[MATERIAL FOR THIS TASK]
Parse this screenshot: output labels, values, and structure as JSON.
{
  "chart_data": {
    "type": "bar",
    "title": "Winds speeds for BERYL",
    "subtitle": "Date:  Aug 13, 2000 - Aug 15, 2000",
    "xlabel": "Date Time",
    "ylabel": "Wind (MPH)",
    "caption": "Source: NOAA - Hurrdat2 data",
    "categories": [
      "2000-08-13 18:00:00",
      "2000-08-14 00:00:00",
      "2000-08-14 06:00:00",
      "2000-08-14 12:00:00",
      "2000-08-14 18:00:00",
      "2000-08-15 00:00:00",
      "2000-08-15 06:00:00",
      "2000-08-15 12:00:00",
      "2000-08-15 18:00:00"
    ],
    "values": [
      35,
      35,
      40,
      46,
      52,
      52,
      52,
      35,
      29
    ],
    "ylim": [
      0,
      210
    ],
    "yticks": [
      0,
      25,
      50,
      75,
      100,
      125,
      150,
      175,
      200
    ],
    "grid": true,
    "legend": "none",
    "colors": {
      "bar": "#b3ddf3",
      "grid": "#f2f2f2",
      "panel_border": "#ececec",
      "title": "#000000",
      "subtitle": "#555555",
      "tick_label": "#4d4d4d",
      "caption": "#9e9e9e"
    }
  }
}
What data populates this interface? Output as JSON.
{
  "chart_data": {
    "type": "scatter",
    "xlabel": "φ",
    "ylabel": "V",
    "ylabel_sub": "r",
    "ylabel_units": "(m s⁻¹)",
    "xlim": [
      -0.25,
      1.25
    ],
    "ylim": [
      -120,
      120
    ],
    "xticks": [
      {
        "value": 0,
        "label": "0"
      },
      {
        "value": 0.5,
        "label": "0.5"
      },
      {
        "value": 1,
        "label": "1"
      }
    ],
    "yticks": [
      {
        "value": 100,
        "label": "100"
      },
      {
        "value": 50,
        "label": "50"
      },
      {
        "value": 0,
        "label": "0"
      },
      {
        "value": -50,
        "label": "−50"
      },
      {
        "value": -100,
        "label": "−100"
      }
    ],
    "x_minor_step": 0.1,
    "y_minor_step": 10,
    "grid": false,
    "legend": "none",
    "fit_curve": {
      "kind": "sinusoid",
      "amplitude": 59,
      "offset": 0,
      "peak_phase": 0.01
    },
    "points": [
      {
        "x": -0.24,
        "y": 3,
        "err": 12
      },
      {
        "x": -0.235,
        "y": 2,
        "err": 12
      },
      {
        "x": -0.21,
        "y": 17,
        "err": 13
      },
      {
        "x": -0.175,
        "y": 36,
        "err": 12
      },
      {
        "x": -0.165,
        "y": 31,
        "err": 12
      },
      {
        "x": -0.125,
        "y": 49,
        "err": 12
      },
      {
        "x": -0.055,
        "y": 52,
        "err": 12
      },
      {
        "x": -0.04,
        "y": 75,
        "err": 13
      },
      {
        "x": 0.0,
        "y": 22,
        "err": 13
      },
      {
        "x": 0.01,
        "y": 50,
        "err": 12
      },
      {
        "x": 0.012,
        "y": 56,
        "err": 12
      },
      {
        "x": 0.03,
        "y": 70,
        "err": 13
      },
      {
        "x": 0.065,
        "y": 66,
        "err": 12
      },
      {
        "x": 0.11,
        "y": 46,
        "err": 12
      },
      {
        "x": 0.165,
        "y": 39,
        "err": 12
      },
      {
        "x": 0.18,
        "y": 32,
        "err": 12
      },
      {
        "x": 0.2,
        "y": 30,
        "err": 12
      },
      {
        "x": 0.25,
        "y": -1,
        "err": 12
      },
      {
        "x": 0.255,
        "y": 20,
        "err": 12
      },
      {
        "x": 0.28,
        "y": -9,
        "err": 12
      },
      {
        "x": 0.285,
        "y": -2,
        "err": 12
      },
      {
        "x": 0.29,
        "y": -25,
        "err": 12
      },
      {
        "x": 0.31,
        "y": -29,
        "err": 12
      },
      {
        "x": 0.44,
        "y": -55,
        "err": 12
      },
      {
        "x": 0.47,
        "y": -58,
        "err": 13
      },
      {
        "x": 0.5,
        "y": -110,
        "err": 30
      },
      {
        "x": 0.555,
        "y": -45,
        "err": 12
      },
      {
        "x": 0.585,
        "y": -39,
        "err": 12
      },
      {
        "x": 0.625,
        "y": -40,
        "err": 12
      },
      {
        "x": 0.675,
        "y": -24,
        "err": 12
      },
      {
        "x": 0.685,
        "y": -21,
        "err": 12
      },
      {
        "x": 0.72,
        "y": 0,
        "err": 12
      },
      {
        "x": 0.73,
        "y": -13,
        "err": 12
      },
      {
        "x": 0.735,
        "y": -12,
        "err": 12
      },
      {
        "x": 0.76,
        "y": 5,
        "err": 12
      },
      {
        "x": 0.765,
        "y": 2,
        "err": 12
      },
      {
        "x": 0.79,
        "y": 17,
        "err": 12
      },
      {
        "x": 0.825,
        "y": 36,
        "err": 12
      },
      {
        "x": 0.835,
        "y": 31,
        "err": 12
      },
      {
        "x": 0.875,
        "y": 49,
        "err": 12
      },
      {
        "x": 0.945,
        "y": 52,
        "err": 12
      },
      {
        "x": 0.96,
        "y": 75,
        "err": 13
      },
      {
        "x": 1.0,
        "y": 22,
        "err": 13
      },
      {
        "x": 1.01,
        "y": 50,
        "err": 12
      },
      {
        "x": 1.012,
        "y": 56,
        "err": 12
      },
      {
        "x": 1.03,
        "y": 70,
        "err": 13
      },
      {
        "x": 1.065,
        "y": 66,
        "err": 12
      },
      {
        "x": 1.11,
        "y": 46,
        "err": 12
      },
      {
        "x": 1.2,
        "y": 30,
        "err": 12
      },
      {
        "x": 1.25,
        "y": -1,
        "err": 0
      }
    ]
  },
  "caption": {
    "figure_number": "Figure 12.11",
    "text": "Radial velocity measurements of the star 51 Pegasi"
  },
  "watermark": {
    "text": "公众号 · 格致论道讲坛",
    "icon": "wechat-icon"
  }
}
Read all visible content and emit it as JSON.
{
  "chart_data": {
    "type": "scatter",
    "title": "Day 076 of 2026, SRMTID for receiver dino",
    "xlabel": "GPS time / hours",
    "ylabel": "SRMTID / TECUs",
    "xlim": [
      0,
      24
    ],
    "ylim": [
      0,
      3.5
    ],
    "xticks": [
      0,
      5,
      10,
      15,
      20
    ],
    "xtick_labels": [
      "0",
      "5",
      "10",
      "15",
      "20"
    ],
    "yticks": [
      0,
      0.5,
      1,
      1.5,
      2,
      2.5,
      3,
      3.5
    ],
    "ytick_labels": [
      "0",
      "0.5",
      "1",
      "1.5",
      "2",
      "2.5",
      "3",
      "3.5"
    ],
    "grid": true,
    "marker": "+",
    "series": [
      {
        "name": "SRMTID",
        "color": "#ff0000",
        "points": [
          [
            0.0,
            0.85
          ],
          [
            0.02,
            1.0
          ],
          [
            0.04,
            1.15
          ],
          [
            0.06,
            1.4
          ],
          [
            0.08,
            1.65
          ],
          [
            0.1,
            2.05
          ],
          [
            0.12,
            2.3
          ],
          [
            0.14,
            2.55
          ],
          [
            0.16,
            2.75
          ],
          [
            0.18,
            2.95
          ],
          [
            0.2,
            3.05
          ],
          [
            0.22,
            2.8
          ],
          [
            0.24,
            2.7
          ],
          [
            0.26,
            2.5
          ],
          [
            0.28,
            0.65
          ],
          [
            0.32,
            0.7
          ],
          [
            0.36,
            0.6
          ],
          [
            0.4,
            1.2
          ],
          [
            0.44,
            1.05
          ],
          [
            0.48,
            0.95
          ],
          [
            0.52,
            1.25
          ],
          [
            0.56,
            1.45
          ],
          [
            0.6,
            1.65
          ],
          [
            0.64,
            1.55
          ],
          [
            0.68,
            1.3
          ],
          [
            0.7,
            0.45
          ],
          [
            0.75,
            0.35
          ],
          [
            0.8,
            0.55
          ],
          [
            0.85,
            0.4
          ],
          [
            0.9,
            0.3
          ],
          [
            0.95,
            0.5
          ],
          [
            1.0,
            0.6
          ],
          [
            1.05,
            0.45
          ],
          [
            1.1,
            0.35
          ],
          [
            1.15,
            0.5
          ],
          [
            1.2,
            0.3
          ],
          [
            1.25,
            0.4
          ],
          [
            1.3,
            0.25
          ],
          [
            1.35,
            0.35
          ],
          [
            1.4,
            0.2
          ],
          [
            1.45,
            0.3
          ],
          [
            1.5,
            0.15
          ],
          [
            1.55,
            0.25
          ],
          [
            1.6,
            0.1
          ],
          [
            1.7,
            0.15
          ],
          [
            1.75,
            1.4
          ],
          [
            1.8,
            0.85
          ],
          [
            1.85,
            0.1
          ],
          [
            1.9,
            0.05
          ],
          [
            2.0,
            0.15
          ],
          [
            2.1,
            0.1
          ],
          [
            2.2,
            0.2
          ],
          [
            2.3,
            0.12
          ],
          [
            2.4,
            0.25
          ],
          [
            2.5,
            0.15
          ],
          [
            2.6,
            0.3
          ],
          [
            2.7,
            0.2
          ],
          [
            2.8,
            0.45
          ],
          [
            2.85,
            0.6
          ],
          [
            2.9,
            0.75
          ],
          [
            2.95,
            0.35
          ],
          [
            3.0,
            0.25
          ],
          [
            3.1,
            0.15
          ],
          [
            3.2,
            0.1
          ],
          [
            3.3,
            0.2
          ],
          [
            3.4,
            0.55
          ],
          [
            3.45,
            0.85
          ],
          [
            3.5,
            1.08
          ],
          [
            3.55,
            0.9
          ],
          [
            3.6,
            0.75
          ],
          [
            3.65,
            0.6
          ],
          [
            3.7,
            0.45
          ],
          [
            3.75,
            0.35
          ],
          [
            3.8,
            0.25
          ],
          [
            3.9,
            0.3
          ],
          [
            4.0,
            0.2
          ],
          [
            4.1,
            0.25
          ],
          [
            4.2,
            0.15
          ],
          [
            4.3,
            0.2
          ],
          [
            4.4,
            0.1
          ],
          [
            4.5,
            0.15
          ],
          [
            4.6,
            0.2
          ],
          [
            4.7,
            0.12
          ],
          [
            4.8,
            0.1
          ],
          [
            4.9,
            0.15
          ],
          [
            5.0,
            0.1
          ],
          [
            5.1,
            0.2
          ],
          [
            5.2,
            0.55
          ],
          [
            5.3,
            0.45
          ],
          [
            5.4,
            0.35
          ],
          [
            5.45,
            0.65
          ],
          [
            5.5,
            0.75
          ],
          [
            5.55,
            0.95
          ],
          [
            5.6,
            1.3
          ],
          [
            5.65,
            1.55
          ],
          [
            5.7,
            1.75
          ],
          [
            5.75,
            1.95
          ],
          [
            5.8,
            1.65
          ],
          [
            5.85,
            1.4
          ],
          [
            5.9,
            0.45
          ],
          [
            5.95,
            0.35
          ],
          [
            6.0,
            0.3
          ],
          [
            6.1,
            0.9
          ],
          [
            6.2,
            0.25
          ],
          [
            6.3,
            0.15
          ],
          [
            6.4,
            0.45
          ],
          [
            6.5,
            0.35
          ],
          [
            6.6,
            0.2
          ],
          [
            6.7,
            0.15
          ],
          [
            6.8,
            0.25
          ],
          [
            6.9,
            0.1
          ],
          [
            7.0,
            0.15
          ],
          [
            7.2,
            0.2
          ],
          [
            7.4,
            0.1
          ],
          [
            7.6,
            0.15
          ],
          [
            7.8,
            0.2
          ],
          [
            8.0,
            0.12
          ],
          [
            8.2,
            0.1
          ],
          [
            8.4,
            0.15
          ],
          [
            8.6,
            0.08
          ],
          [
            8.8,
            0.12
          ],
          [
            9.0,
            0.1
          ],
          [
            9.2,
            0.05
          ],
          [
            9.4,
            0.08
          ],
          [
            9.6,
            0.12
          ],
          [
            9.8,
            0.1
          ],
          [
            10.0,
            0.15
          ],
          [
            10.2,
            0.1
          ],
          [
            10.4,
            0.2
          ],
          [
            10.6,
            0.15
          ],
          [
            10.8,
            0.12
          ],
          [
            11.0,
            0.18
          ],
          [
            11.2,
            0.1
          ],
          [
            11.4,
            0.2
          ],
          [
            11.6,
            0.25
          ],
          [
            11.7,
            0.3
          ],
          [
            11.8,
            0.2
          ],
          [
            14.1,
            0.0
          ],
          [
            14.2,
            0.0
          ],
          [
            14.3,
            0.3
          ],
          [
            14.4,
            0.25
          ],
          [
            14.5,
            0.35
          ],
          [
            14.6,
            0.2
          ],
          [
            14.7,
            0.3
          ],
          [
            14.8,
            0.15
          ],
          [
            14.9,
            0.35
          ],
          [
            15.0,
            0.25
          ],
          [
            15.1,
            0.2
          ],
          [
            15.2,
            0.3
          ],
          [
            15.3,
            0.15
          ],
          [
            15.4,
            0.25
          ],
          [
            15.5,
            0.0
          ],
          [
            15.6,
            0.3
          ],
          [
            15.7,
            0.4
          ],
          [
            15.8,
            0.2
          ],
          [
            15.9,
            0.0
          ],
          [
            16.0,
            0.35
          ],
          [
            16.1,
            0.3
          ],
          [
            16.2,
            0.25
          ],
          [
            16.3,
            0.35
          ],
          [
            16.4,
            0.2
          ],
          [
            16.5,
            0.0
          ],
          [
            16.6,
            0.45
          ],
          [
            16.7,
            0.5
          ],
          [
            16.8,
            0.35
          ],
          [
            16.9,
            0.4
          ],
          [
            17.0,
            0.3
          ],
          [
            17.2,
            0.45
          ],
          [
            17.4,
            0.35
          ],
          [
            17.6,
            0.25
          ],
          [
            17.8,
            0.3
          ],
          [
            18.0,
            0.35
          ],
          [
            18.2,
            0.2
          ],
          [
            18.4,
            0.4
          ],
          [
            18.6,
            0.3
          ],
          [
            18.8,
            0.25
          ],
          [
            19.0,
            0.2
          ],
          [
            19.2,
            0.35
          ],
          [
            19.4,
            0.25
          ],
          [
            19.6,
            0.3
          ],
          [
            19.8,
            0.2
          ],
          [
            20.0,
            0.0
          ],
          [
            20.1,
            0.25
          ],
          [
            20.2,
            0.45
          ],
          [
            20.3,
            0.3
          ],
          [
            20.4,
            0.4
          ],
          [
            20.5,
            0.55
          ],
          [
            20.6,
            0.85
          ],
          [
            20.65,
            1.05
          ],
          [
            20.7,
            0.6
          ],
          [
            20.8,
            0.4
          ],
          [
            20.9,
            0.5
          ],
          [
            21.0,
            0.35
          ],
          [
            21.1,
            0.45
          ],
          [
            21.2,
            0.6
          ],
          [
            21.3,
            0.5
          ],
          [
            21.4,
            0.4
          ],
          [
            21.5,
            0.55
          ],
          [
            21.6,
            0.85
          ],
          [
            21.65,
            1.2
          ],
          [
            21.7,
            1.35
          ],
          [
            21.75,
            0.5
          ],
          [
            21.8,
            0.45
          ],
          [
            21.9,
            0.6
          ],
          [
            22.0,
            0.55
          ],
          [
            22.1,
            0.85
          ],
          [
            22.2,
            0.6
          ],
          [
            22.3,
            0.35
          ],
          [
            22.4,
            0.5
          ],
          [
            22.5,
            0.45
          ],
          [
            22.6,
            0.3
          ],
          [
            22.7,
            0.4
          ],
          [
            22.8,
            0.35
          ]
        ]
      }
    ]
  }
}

[SHORT TASK] In the records above, locate every line with the string "text" and copy it.

[RESULT BELOW]
    "text": "Radial velocity measurements of the star 51 Pegasi"
    "text": "公众号 · 格致论道讲坛",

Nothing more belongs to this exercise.